Unfortunately, the exit to the Rebel Base still isn’t close enough, as we’re back to fighting Snowtroopers, the dreaded evil light fittings, chain spikes and those wonderful gigantic droids. This level is almost identical to the previous one, which is a little annoying, but at least it sends with a one-on-one battle against an AT-ST. This is one of those bosses you’ll be glad you packed your grenades for, and Seeker missiles are also pretty handy – Both will make light work of this fearsome foe.
Finally, we’re out of Hoth, and for the first time in the series (but not the last), we’re sitting in the famous Millenium Falcon. In this stage, you’re controlling the turret lasers and need to destroy a certain number of TIE Fighters, as well as any asteroids that are approaching. You’ve got a radar at the bottom to give you a rough idea of where enemies are, so it’s not too much of a big ask. This brief stage will end with the Millenium Falcon activating Hyperspace, and you’ll now rejoin Luke as he searches the Dagobah System for the Jedi Master, Yoda.
It’s at this point you realise that there’s still a healthy chunk of game left, and even discounting the time spent dying over and over again, this does seem like a much longer game than its predecessor. No bad thing if you were too young to have a disposable income and only got a game or two a year. Yup, this Empire Strikes Back SNES review is going to go on for a bit longer!

■ Collected data
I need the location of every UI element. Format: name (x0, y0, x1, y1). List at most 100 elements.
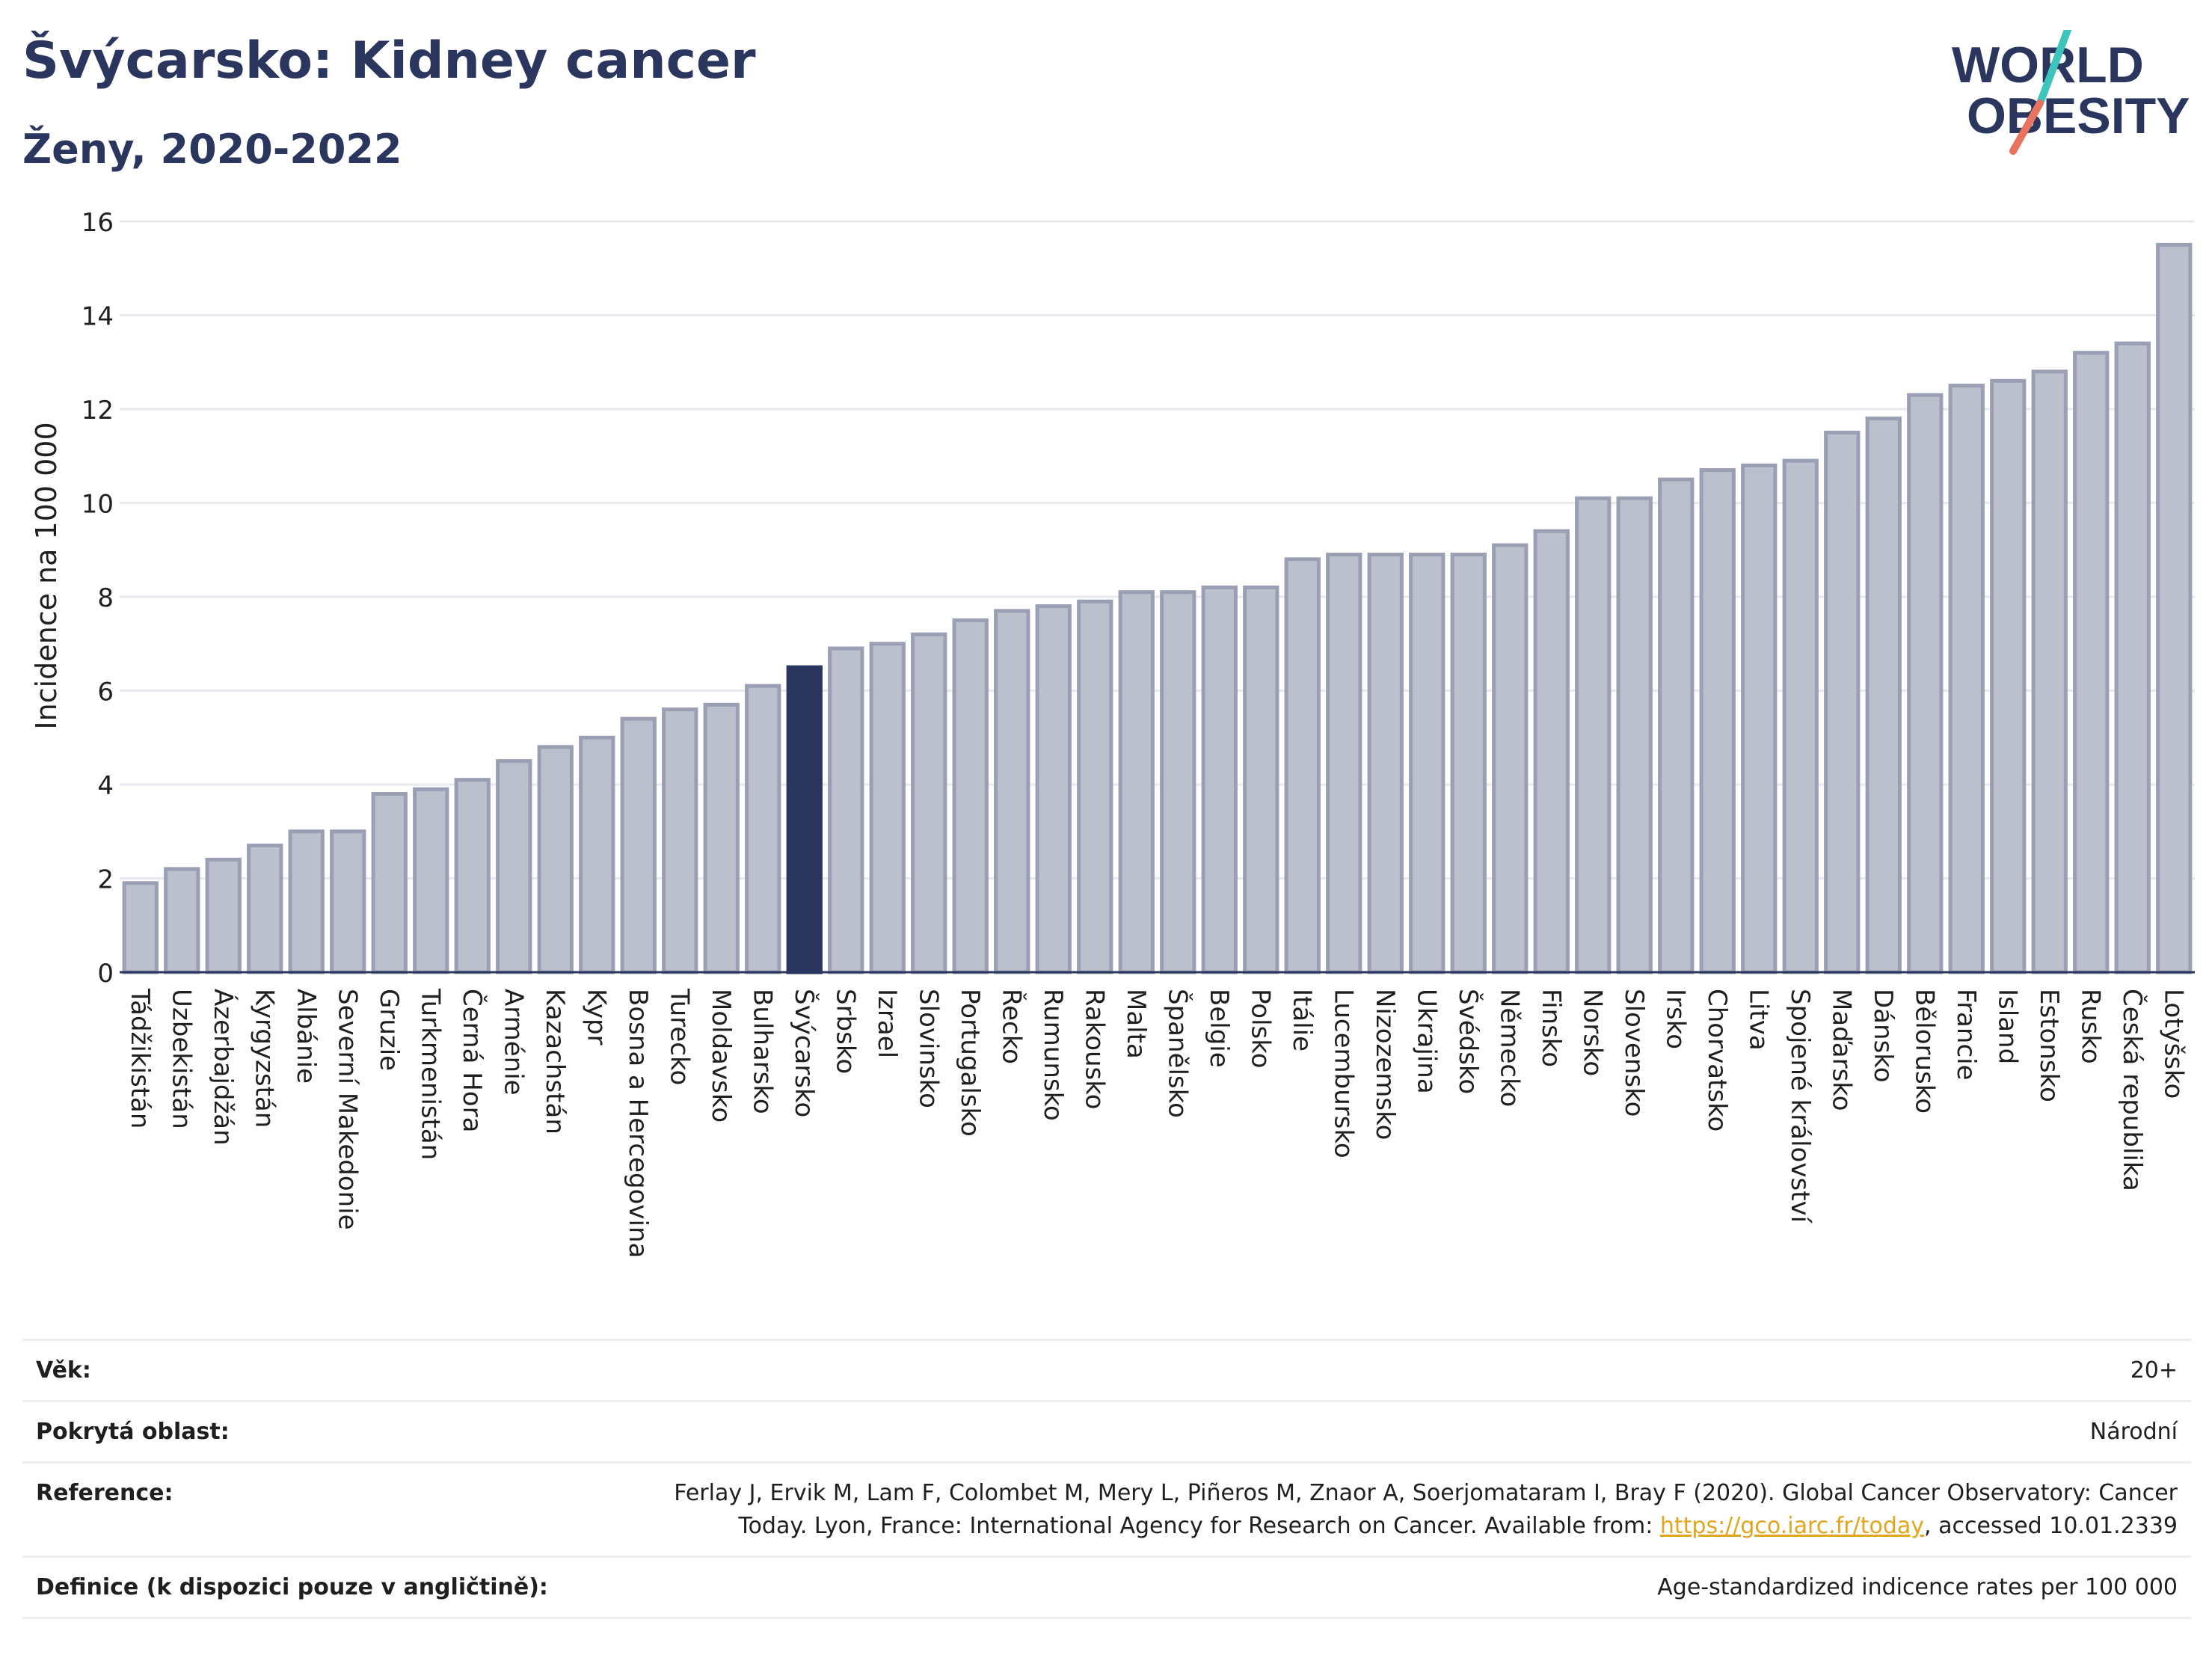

■ Task A
According to the game review, what does the player control in the first stage after leaving Hoth?
■ Task B
Translate this sentence from the game review into Spanish: "You’ve got a radar at the bottom to give you a rough idea of where enemies are, so it’s not too much of a big ask."

■ Result A
The turret lasers.

■ Result B
Tienes un radar en la parte inferior que te da una idea aproximada de dónde están los enemigos, así que no es pedir demasiado.